## PROBLEM DESCRIPTION
Produce an exact copy of all the records.

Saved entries
----
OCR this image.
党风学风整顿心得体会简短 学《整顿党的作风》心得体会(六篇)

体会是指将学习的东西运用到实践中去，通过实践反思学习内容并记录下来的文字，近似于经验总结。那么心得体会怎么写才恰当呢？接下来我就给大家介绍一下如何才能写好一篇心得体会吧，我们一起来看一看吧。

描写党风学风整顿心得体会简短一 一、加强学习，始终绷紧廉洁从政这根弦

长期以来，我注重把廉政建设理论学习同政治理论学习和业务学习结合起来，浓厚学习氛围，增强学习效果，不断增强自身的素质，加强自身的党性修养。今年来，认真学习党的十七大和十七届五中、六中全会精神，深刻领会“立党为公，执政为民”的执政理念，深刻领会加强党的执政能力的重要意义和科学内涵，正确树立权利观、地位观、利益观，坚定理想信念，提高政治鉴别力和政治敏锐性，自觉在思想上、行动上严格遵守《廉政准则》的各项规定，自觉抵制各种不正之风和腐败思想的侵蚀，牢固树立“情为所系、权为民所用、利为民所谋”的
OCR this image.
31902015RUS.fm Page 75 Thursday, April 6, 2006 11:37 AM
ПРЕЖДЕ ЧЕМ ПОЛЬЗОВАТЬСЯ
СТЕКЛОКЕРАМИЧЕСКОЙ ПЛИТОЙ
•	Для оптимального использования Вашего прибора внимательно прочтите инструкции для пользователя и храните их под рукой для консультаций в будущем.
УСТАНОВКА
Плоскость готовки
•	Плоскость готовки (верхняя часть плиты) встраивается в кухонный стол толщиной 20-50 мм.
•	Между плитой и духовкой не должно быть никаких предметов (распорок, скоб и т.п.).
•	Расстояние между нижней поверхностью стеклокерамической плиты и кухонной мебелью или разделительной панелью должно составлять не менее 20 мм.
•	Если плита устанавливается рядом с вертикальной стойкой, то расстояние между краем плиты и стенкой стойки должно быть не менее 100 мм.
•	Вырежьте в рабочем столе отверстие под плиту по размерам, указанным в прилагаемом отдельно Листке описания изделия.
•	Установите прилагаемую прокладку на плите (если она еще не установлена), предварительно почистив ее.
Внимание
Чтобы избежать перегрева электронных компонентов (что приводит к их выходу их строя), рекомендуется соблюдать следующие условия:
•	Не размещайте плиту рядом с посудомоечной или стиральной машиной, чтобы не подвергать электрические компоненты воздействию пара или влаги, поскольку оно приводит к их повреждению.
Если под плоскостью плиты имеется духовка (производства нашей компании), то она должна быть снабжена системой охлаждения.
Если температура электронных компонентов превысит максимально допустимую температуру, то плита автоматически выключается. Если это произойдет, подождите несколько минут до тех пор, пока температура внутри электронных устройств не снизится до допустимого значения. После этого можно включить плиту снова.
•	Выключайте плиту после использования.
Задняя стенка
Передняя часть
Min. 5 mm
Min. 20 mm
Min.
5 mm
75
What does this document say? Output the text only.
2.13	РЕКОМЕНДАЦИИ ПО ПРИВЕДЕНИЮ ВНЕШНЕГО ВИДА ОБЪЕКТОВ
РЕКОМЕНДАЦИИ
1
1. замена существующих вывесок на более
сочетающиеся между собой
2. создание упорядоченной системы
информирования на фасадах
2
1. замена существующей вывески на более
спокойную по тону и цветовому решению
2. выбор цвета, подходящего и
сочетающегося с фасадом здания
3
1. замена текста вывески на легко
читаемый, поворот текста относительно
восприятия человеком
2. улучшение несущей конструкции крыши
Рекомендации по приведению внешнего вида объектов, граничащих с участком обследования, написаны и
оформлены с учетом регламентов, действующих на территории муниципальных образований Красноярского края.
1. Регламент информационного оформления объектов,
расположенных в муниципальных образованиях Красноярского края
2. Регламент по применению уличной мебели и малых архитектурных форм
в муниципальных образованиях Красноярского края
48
----
## WRITTEN RESPONSE
OCR this image.
党风学风整顿心得体会简短 学《整顿党的作风》心得体会(六篇)

体会是指将学习的东西运用到实践中去，通过实践反思学习内容并记录下来的文字，近似于经验总结。那么心得体会怎么写才恰当呢？接下来我就给大家介绍一下如何才能写好一篇心得体会吧，我们一起来看一看吧。

描写党风学风整顿心得体会简短一 一、加强学习，始终绷紧廉洁从政这根弦

长期以来，我注重把廉政建设理论学习同政治理论学习和业务学习结合起来，浓厚学习氛围，增强学习效果，不断增强自身的素质，加强自身的党性修养。今年来，认真学习党的十七大和十七届五中、六中全会精神，深刻领会“立党为公，执政为民”的执政理念，深刻领会加强党的执政能力的重要意义和科学内涵，正确树立权利观、地位观、利益观，坚定理想信念，提高政治鉴别力和政治敏锐性，自觉在思想上、行动上严格遵守《廉政准则》的各项规定，自觉抵制各种不正之风和腐败思想的侵蚀，牢固树立“情为所系、权为民所用、利为民所谋”的
OCR this image.
31902015RUS.fm Page 75 Thursday, April 6, 2006 11:37 AM
ПРЕЖДЕ ЧЕМ ПОЛЬЗОВАТЬСЯ
СТЕКЛОКЕРАМИЧЕСКОЙ ПЛИТОЙ
•	Для оптимального использования Вашего прибора внимательно прочтите инструкции для пользователя и храните их под рукой для консультаций в будущем.
УСТАНОВКА
Плоскость готовки
•	Плоскость готовки (верхняя часть плиты) встраивается в кухонный стол толщиной 20-50 мм.
•	Между плитой и духовкой не должно быть никаких предметов (распорок, скоб и т.п.).
•	Расстояние между нижней поверхностью стеклокерамической плиты и кухонной мебелью или разделительной панелью должно составлять не менее 20 мм.
•	Если плита устанавливается рядом с вертикальной стойкой, то расстояние между краем плиты и стенкой стойки должно быть не менее 100 мм.
•	Вырежьте в рабочем столе отверстие под плиту по размерам, указанным в прилагаемом отдельно Листке описания изделия.
•	Установите прилагаемую прокладку на плите (если она еще не установлена), предварительно почистив ее.
Внимание
Чтобы избежать перегрева электронных компонентов (что приводит к их выходу их строя), рекомендуется соблюдать следующие условия:
•	Не размещайте плиту рядом с посудомоечной или стиральной машиной, чтобы не подвергать электрические компоненты воздействию пара или влаги, поскольку оно приводит к их повреждению.
Если под плоскостью плиты имеется духовка (производства нашей компании), то она должна быть снабжена системой охлаждения.
Если температура электронных компонентов превысит максимально допустимую температуру, то плита автоматически выключается. Если это произойдет, подождите несколько минут до тех пор, пока температура внутри электронных устройств не снизится до допустимого значения. После этого можно включить плиту снова.
•	Выключайте плиту после использования.
Задняя стенка
Передняя часть
Min. 5 mm
Min. 20 mm
Min.
5 mm
75
What does this document say? Output the text only.
2.13	РЕКОМЕНДАЦИИ ПО ПРИВЕДЕНИЮ ВНЕШНЕГО ВИДА ОБЪЕКТОВ
РЕКОМЕНДАЦИИ
1
1. замена существующих вывесок на более
сочетающиеся между собой
2. создание упорядоченной системы
информирования на фасадах
2
1. замена существующей вывески на более
спокойную по тону и цветовому решению
2. выбор цвета, подходящего и
сочетающегося с фасадом здания
3
1. замена текста вывески на легко
читаемый, поворот текста относительно
восприятия человеком
2. улучшение несущей конструкции крыши
Рекомендации по приведению внешнего вида объектов, граничащих с участком обследования, написаны и
оформлены с учетом регламентов, действующих на территории муниципальных образований Красноярского края.
1. Регламент информационного оформления объектов,
расположенных в муниципальных образованиях Красноярского края
2. Регламент по применению уличной мебели и малых архитектурных форм
в муниципальных образованиях Красноярского края
48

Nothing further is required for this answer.